§ **Set problem**: Some lines of these records may hold the word "panel"; state how many, using only the number.

§ **Source records**:
● ● ● ●
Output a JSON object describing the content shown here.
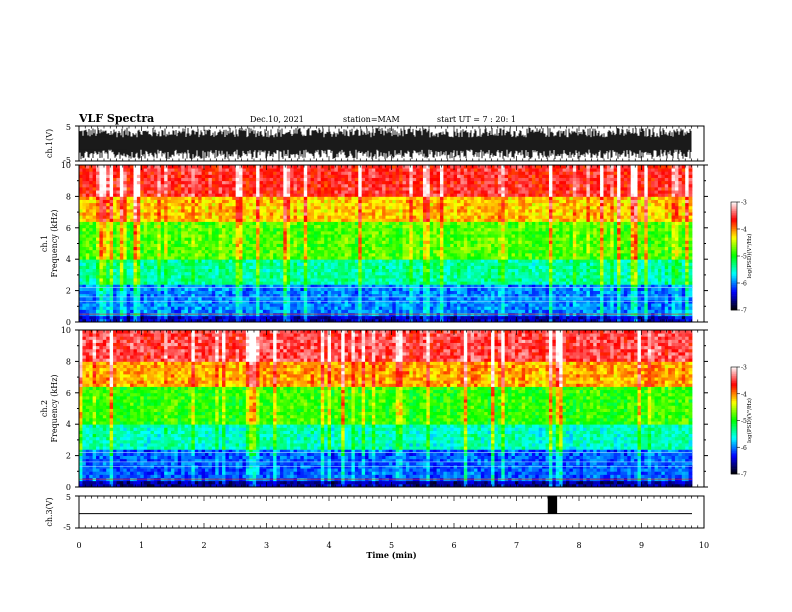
{
  "header": {
    "title": "VLF Spectra",
    "date": "Dec.10, 2021",
    "station": "station=MAM",
    "start": "start UT =  7 : 20: 1"
  },
  "chart_data": [
    {
      "type": "line",
      "panel": "ch1_waveform",
      "ylabel": "ch.1(V)",
      "ylim": [
        -5,
        5
      ],
      "yticks": [
        "5",
        "-5"
      ],
      "xlim": [
        0,
        10
      ],
      "series_color": "#000000"
    },
    {
      "type": "heatmap",
      "panel": "ch1_spectrogram",
      "ylabel_line1": "ch.1",
      "ylabel_line2": "Frequency (kHz)",
      "ylim": [
        0,
        10
      ],
      "yticks": [
        "0",
        "2",
        "4",
        "6",
        "8",
        "10"
      ],
      "xlim": [
        0,
        9.8
      ],
      "colorbar": {
        "label": "log(PSD)(V²/Hz)",
        "range": [
          -7,
          -3
        ],
        "ticks": [
          "-3",
          "-4",
          "-5",
          "-6",
          "-7"
        ],
        "colormap": [
          "#000000",
          "#0000ff",
          "#00ffff",
          "#00ff00",
          "#ffff00",
          "#ff0000",
          "#ffffff"
        ]
      },
      "bands": [
        {
          "freq_khz": [
            0.0,
            0.5
          ],
          "level": -6.5
        },
        {
          "freq_khz": [
            0.5,
            2.5
          ],
          "level": -6.0
        },
        {
          "freq_khz": [
            2.5,
            4.0
          ],
          "level": -5.4
        },
        {
          "freq_khz": [
            4.0,
            6.5
          ],
          "level": -4.8
        },
        {
          "freq_khz": [
            6.5,
            8.0
          ],
          "level": -4.2
        },
        {
          "freq_khz": [
            8.0,
            10.0
          ],
          "level": -3.6
        }
      ]
    },
    {
      "type": "heatmap",
      "panel": "ch2_spectrogram",
      "ylabel_line1": "ch.2",
      "ylabel_line2": "Frequency (kHz)",
      "ylim": [
        0,
        10
      ],
      "yticks": [
        "0",
        "2",
        "4",
        "6",
        "8",
        "10"
      ],
      "xlim": [
        0,
        9.8
      ],
      "colorbar": {
        "label": "log(PSD)(V²/Hz)",
        "range": [
          -7,
          -3
        ],
        "ticks": [
          "-3",
          "-4",
          "-5",
          "-6",
          "-7"
        ],
        "colormap": [
          "#000000",
          "#0000ff",
          "#00ffff",
          "#00ff00",
          "#ffff00",
          "#ff0000",
          "#ffffff"
        ]
      },
      "bands": [
        {
          "freq_khz": [
            0.0,
            0.5
          ],
          "level": -6.6
        },
        {
          "freq_khz": [
            0.5,
            2.5
          ],
          "level": -6.1
        },
        {
          "freq_khz": [
            2.5,
            4.0
          ],
          "level": -5.5
        },
        {
          "freq_khz": [
            4.0,
            6.5
          ],
          "level": -4.9
        },
        {
          "freq_khz": [
            6.5,
            8.0
          ],
          "level": -4.1
        },
        {
          "freq_khz": [
            8.0,
            10.0
          ],
          "level": -3.5
        }
      ]
    },
    {
      "type": "line",
      "panel": "ch3_waveform",
      "ylabel": "ch.3(V)",
      "ylim": [
        -5,
        5
      ],
      "yticks": [
        "5",
        "-5"
      ],
      "xlim": [
        0,
        10
      ],
      "baseline_v": -0.5,
      "pulse": {
        "x": [
          7.5,
          7.65
        ],
        "y": [
          -0.5,
          5
        ]
      },
      "xlabel": "Time (min)",
      "xticks": [
        "0",
        "1",
        "2",
        "3",
        "4",
        "5",
        "6",
        "7",
        "8",
        "9",
        "10"
      ]
    }
  ]
}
● ● ● ●
§ **Complete output**: 4